- [Collection entries]:
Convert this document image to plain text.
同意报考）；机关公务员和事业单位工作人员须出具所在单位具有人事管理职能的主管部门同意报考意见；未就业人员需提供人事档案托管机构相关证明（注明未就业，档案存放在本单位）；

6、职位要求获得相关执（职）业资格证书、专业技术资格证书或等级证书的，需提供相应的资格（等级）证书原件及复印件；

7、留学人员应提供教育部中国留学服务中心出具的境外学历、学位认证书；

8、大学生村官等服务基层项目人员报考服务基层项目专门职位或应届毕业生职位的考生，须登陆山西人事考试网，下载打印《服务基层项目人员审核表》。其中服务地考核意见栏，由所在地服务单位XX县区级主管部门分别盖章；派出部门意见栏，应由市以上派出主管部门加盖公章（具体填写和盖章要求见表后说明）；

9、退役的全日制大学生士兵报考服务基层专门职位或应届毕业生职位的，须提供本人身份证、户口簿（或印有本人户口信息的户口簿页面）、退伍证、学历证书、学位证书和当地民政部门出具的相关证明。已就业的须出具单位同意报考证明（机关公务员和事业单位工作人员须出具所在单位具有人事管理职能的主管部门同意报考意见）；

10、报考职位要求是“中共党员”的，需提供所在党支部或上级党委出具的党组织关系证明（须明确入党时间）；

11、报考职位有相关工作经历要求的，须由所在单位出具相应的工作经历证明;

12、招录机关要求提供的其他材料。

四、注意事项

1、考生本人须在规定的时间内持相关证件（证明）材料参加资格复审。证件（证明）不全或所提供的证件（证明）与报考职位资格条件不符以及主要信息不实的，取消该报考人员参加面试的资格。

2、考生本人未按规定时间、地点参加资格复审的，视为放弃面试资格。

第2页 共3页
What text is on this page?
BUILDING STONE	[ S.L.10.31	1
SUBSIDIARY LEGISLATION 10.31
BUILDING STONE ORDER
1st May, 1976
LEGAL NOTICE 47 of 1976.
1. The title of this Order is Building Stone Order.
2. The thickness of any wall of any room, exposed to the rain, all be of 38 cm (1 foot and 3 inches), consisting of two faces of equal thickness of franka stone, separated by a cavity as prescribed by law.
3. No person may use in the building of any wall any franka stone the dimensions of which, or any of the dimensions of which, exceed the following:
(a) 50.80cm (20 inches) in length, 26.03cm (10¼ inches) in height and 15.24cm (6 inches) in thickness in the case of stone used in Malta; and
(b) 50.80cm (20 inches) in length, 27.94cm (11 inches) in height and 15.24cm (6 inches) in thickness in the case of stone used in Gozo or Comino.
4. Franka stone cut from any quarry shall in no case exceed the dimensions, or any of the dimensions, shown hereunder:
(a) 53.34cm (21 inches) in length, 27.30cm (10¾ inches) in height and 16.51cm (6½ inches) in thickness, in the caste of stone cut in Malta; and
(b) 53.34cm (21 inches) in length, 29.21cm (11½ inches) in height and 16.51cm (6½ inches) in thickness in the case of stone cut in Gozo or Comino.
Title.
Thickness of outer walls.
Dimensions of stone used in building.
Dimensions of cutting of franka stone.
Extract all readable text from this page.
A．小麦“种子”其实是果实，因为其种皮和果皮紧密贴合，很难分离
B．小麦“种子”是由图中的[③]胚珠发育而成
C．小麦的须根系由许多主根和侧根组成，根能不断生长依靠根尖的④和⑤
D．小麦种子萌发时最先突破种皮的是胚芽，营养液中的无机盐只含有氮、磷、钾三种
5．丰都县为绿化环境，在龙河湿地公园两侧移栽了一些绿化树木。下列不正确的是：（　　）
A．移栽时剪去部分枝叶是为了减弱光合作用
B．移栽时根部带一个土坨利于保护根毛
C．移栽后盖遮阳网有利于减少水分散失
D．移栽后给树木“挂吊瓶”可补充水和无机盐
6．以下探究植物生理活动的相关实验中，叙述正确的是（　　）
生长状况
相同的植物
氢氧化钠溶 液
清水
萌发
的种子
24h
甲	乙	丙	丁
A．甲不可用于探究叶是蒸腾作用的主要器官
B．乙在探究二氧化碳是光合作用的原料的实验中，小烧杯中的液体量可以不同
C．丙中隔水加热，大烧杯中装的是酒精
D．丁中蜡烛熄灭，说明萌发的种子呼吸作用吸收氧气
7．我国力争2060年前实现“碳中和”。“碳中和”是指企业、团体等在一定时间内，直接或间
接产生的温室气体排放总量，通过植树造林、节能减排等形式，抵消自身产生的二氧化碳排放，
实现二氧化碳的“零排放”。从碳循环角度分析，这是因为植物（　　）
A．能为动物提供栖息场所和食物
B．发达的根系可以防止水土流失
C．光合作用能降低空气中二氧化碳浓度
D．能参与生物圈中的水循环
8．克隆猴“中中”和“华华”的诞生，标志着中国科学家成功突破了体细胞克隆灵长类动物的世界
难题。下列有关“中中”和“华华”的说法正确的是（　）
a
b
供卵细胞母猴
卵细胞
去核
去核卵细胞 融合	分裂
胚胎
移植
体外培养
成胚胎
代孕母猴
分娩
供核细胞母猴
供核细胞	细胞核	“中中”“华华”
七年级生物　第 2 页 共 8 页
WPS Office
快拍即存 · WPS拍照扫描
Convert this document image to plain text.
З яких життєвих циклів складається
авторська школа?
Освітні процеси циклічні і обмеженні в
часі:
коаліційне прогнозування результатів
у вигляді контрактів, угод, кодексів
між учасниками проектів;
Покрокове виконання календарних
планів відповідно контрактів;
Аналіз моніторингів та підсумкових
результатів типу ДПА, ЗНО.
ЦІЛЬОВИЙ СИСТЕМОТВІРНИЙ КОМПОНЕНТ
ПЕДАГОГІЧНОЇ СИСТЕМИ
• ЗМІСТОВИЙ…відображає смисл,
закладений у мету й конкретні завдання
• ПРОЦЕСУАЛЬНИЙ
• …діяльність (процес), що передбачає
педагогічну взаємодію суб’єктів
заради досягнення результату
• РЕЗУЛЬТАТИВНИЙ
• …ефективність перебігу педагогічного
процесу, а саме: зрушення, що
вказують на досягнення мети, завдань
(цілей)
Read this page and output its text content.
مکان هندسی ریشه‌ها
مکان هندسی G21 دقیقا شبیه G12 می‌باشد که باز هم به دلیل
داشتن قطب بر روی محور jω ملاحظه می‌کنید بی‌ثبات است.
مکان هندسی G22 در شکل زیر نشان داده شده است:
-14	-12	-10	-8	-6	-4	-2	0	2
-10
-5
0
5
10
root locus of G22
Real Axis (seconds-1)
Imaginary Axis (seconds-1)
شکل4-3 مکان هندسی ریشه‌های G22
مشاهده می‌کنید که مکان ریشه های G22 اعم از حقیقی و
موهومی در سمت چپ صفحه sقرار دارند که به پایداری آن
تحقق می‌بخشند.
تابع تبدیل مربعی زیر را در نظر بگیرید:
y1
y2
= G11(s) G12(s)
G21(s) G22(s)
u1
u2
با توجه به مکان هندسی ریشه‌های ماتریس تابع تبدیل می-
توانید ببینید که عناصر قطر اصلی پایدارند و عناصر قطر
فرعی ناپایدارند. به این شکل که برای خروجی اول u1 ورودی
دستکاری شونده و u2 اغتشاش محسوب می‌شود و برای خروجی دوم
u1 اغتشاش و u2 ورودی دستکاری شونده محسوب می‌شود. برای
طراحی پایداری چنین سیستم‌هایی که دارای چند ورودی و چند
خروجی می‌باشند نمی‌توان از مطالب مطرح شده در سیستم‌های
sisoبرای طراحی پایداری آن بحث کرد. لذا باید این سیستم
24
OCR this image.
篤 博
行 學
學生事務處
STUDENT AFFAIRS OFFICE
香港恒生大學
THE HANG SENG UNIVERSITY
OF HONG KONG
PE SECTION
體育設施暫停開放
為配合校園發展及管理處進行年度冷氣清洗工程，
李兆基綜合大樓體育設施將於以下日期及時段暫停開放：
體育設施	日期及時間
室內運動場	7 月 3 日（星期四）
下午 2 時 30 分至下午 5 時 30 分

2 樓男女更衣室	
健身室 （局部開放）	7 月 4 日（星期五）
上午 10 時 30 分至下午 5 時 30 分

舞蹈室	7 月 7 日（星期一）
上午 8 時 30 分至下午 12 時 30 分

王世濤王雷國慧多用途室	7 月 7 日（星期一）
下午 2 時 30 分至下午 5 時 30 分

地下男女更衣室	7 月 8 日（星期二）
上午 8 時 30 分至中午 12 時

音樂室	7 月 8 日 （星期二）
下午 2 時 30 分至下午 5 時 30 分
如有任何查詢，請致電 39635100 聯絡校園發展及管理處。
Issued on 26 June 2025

- [TASK INSTRUCTIONS]: Locate and copy each line in the data above that includes the word "تبدیل".

- [COMPLETE RESPONSE]:
تابع تبدیل مربعی زیر را در نظر بگیرید:
با توجه به مکان هندسی ریشه‌های ماتریس تابع تبدیل می-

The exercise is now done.